→ WHAT IS BEING ASKED: Lines below that include the word "Annexin" should each be copied.

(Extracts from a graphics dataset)
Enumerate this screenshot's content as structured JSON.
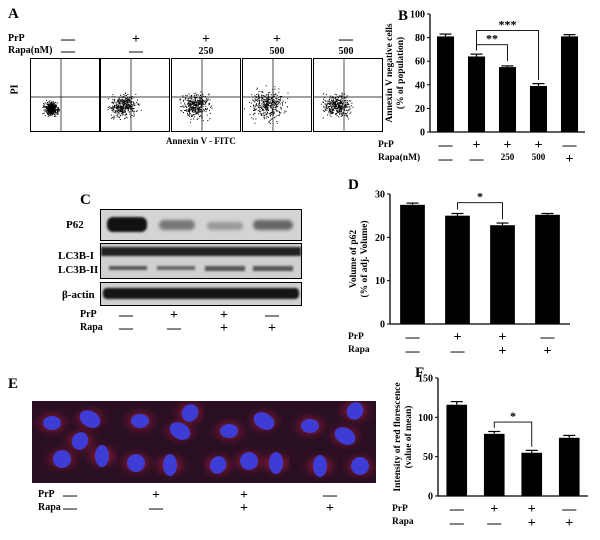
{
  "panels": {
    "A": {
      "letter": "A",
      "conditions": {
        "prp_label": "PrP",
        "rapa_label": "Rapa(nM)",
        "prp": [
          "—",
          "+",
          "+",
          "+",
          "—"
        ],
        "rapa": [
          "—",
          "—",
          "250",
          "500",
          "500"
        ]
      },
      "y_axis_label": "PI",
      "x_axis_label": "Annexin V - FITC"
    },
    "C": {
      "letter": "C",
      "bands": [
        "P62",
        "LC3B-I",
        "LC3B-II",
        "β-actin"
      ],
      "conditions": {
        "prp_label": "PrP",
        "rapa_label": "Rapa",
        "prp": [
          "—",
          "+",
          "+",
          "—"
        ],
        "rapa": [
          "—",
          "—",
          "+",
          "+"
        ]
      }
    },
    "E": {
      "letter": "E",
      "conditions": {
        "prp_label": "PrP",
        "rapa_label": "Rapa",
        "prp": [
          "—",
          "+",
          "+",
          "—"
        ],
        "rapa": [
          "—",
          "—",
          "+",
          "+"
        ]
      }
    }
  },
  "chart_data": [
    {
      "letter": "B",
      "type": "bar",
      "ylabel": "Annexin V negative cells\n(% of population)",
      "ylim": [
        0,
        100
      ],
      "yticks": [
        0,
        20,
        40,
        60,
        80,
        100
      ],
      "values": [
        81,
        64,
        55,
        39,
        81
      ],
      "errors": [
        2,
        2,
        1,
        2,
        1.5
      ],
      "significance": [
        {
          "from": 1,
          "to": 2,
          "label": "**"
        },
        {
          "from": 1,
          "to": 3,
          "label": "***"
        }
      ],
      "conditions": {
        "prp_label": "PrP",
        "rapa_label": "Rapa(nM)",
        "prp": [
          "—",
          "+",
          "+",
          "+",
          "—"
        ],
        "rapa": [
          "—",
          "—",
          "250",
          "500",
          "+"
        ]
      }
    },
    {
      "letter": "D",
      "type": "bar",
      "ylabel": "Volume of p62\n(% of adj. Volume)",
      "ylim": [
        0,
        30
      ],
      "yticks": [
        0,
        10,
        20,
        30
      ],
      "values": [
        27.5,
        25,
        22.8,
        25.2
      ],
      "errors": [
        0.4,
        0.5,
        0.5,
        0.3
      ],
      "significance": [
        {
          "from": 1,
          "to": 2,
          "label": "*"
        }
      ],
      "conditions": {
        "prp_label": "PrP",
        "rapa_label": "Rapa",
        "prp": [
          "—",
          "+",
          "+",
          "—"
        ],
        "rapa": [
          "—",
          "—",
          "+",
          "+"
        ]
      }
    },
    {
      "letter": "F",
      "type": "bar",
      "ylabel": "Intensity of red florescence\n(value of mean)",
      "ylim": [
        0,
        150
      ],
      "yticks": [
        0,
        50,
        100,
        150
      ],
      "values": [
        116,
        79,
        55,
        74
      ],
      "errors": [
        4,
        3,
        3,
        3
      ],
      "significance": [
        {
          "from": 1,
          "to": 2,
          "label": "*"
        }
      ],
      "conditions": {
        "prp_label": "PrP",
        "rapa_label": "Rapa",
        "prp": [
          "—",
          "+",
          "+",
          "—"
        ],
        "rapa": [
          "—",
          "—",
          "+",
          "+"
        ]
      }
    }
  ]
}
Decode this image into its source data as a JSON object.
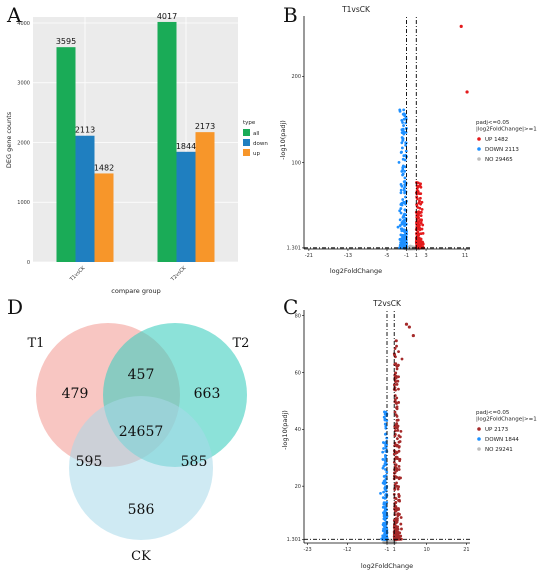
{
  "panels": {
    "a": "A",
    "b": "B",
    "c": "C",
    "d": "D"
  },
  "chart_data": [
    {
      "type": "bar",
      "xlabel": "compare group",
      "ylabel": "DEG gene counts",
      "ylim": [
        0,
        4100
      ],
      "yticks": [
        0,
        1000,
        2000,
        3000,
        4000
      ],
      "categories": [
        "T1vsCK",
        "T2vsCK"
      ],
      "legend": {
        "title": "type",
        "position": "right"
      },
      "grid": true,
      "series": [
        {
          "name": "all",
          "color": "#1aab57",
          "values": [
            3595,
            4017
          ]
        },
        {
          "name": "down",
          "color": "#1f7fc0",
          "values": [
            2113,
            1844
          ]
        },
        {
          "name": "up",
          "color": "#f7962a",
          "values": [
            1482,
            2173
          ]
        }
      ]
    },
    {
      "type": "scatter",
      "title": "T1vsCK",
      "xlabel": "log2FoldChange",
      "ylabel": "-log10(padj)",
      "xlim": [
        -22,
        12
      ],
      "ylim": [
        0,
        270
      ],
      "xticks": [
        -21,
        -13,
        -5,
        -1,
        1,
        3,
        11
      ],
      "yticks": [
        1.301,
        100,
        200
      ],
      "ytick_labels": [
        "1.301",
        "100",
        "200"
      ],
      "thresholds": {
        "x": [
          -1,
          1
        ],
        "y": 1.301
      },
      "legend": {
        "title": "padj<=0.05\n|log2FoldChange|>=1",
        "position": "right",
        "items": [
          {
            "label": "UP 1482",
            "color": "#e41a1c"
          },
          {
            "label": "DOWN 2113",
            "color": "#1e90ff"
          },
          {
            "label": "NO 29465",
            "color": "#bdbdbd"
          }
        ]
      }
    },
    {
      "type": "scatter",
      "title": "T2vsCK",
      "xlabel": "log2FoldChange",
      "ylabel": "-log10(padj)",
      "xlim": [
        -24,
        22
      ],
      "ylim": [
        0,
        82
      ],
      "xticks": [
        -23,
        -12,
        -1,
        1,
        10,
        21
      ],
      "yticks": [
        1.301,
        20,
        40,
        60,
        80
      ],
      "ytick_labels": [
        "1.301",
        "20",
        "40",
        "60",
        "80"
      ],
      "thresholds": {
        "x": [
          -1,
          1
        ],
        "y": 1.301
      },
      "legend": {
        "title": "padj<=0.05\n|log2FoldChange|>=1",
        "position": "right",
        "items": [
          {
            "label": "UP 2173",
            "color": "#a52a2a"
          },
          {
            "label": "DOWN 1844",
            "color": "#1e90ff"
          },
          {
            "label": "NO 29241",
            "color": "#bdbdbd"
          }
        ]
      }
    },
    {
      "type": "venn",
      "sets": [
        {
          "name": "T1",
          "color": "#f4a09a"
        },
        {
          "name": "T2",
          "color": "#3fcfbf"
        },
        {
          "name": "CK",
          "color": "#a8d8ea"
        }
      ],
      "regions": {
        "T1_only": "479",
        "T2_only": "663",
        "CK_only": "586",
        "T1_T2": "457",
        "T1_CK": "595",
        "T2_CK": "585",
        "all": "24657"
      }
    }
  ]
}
* * *
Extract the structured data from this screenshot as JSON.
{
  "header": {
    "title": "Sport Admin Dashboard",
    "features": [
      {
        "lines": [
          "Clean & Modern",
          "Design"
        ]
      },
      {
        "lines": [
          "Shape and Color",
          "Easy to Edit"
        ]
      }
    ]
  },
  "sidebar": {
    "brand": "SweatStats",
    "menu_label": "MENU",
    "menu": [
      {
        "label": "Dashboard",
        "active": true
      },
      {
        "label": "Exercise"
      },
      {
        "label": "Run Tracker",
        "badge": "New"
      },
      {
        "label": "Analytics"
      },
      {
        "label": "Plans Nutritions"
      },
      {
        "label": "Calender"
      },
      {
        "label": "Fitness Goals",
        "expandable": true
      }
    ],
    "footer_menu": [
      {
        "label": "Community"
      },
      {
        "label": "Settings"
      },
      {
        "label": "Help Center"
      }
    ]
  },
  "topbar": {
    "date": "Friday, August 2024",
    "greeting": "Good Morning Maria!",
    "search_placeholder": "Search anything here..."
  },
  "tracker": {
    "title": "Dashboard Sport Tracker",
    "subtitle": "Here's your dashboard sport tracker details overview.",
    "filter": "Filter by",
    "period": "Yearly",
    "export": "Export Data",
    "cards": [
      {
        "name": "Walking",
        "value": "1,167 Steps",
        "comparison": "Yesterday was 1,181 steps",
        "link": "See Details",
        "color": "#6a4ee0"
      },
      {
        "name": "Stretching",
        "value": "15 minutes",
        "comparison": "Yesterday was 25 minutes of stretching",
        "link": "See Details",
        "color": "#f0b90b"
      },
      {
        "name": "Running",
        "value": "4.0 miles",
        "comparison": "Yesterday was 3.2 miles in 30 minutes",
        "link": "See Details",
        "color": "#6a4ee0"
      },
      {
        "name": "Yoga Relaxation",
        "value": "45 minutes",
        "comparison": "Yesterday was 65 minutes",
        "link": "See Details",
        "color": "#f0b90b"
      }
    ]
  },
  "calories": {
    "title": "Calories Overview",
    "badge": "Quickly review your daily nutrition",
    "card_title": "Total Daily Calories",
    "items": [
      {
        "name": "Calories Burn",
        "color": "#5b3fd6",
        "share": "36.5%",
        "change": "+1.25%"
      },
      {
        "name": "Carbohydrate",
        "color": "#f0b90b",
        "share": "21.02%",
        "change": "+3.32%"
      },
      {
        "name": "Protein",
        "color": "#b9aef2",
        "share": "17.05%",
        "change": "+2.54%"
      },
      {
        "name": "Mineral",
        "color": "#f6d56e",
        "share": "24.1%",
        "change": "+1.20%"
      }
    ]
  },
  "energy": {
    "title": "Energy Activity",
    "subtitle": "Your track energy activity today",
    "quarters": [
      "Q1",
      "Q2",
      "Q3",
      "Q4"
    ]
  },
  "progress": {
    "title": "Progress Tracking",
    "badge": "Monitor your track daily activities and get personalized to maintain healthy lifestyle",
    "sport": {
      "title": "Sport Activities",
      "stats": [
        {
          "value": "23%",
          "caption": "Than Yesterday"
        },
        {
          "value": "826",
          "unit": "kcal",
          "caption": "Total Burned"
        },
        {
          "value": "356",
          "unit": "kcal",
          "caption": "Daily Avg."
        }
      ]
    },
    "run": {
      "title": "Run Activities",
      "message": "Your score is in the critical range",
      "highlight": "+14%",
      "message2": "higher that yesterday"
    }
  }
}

→ RESPONSE:
      "x_axis_label": "Annexin V - FITC"
      "ylabel": "Annexin V negative cells\n(% of population)",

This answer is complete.